Rows from a dataset:
-.-.-
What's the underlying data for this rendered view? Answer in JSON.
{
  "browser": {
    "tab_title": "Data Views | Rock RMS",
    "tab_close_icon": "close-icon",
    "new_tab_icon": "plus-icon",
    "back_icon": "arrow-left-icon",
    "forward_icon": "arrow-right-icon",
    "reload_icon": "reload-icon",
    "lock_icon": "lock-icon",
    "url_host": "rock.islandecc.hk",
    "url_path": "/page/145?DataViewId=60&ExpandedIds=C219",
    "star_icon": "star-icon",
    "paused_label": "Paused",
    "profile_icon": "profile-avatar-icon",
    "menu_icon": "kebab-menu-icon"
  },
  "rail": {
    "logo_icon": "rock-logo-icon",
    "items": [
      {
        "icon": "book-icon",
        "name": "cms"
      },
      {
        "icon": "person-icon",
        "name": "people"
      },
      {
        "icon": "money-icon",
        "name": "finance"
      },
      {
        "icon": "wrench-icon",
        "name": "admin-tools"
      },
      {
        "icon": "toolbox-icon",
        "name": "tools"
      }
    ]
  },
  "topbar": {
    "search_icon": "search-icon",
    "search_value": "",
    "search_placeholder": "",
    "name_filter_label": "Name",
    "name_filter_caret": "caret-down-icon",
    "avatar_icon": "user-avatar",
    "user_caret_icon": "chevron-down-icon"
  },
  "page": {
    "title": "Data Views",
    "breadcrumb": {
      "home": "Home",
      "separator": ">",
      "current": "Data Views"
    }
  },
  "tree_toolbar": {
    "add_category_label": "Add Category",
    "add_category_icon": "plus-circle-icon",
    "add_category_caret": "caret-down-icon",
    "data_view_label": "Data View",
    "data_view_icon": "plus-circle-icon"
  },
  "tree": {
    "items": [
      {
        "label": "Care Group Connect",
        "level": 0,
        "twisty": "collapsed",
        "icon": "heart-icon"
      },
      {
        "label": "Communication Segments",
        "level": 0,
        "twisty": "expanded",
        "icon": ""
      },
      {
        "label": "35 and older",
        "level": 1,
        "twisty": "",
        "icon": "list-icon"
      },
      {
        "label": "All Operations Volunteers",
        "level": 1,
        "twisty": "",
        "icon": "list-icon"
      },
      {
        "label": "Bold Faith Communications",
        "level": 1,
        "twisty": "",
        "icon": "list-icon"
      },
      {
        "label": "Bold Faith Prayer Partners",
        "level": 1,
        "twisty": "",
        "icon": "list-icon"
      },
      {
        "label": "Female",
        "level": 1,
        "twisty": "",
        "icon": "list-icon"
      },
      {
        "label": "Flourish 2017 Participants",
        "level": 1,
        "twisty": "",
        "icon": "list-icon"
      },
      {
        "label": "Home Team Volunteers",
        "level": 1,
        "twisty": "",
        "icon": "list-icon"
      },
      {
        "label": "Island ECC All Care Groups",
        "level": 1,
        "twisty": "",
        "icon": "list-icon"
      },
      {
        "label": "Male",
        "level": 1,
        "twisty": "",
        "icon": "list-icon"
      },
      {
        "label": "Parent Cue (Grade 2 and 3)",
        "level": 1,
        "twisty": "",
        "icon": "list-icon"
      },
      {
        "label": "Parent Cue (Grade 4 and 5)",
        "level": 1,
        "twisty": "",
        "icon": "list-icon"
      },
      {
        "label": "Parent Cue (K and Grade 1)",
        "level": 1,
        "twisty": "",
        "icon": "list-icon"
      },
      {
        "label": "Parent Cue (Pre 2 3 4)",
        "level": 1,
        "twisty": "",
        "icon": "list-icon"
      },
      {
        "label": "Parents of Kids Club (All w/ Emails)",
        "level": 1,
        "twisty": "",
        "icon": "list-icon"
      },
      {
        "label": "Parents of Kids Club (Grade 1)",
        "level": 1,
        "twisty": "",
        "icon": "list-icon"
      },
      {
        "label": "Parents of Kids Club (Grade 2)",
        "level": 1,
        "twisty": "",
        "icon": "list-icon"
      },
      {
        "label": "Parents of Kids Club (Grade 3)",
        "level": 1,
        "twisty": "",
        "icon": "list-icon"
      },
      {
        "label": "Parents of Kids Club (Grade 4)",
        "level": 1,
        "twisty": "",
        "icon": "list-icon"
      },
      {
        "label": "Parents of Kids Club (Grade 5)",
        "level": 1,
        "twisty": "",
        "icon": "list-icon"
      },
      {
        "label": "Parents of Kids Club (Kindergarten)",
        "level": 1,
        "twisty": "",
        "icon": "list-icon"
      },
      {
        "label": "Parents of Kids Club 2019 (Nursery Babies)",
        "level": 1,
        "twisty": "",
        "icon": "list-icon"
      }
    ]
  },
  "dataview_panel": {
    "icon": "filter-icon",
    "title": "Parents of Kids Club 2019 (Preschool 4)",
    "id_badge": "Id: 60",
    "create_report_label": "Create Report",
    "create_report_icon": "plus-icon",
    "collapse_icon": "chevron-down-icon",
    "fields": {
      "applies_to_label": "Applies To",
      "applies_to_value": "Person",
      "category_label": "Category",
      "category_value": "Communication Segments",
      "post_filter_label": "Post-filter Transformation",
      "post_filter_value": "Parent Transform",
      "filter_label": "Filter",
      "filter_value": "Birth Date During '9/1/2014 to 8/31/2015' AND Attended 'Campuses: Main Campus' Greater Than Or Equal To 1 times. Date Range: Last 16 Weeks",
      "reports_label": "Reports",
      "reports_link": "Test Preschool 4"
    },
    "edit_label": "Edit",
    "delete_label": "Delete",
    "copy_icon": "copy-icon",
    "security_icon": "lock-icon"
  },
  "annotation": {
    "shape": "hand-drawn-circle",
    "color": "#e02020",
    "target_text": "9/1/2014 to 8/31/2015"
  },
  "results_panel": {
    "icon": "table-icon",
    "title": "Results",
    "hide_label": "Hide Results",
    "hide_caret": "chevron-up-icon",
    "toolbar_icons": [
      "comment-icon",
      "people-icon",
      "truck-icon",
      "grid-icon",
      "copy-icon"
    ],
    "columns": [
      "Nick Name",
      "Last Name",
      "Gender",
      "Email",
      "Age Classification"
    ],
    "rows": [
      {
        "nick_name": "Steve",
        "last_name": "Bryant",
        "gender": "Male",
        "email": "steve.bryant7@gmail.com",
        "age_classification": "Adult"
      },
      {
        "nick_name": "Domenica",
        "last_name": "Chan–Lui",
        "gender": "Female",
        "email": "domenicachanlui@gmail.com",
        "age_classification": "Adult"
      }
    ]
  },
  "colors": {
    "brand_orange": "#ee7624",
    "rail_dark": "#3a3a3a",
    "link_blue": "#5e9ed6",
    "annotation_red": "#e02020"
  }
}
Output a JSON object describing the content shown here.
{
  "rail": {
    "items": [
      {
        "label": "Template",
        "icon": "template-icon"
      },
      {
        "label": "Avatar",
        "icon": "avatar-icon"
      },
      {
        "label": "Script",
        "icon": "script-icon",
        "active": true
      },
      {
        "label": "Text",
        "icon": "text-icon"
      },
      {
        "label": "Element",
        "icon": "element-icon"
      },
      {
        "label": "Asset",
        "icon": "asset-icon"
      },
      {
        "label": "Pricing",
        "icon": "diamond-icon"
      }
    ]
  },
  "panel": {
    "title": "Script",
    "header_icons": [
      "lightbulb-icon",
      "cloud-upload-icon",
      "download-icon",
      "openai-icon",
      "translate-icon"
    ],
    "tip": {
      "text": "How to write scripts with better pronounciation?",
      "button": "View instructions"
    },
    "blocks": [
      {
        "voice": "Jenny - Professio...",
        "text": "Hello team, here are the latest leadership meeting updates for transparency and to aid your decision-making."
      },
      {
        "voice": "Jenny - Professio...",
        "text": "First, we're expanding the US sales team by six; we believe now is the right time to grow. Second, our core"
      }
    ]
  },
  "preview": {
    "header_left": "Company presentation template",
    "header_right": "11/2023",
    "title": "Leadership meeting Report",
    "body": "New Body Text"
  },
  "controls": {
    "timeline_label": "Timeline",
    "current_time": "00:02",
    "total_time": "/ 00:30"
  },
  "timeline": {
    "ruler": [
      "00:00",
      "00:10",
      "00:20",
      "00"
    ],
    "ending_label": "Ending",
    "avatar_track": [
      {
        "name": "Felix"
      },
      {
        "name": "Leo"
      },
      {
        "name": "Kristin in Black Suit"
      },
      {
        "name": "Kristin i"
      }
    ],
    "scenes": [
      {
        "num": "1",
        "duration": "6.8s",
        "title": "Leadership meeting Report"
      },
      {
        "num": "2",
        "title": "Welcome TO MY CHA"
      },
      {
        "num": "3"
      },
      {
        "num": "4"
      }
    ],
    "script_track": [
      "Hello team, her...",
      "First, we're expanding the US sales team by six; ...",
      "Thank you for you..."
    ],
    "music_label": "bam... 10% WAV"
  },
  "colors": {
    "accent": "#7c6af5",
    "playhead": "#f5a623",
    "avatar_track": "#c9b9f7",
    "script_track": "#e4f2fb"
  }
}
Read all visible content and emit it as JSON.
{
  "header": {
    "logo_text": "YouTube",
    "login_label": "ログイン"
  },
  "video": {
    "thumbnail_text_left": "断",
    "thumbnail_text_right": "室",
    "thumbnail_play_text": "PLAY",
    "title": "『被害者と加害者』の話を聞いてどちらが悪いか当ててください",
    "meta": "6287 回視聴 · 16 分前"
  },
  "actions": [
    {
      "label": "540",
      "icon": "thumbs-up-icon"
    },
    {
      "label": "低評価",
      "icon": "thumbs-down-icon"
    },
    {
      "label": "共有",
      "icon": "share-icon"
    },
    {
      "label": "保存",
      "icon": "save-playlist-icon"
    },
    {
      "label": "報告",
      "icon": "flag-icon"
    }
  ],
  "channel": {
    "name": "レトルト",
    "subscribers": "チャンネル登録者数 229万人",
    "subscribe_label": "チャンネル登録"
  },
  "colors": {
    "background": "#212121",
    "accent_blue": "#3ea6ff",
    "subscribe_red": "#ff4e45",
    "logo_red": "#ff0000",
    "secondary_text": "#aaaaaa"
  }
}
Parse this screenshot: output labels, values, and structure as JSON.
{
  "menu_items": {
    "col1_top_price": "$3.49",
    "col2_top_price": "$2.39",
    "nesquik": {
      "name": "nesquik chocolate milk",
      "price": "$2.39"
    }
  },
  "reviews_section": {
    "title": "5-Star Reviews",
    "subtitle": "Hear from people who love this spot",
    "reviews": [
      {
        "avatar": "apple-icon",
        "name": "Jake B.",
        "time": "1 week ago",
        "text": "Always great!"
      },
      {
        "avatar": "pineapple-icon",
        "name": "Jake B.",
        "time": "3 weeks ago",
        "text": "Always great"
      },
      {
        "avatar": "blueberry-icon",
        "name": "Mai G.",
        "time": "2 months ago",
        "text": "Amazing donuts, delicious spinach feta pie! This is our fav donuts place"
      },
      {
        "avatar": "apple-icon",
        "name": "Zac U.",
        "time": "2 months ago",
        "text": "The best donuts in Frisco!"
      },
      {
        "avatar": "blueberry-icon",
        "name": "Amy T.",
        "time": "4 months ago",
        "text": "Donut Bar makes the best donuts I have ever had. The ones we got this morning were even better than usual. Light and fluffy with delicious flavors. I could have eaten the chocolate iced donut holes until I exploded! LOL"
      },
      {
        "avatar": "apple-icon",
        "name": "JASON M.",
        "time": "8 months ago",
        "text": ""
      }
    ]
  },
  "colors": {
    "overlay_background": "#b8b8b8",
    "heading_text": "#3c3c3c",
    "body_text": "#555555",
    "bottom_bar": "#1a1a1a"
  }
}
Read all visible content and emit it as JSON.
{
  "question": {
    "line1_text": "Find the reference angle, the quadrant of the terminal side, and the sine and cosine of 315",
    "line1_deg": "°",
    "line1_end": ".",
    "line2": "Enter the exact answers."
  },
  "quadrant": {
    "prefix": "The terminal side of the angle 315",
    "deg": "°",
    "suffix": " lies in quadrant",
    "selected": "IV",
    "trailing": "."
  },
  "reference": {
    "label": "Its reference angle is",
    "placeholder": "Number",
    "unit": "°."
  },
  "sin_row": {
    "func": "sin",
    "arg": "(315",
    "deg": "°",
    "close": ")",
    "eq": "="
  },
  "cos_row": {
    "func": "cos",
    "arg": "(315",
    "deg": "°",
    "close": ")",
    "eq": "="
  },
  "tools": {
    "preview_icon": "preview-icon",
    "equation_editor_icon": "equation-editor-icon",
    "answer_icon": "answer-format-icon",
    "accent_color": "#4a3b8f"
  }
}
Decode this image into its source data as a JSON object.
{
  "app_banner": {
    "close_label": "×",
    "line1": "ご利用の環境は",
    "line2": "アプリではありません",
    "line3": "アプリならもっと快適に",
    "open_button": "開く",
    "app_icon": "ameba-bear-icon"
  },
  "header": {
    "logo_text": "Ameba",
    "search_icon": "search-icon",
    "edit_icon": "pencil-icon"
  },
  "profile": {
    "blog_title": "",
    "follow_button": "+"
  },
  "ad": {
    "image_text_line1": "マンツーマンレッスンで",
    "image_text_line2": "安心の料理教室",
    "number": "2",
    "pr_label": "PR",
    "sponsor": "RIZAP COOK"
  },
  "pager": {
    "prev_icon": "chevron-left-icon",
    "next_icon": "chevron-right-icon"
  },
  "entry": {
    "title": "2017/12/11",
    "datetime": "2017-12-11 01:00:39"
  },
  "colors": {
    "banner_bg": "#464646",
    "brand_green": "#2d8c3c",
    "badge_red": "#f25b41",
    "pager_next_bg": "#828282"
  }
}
-.-.-
- EXERCISE INSTRUCTIONS
Find every line above that contains the word "angle", and return each one.

- WRITTEN REPLY
    "line1_text": "Find the reference angle, the quadrant of the terminal side, and the sine and cosine of 315",
    "prefix": "The terminal side of the angle 315",
    "label": "Its reference angle is",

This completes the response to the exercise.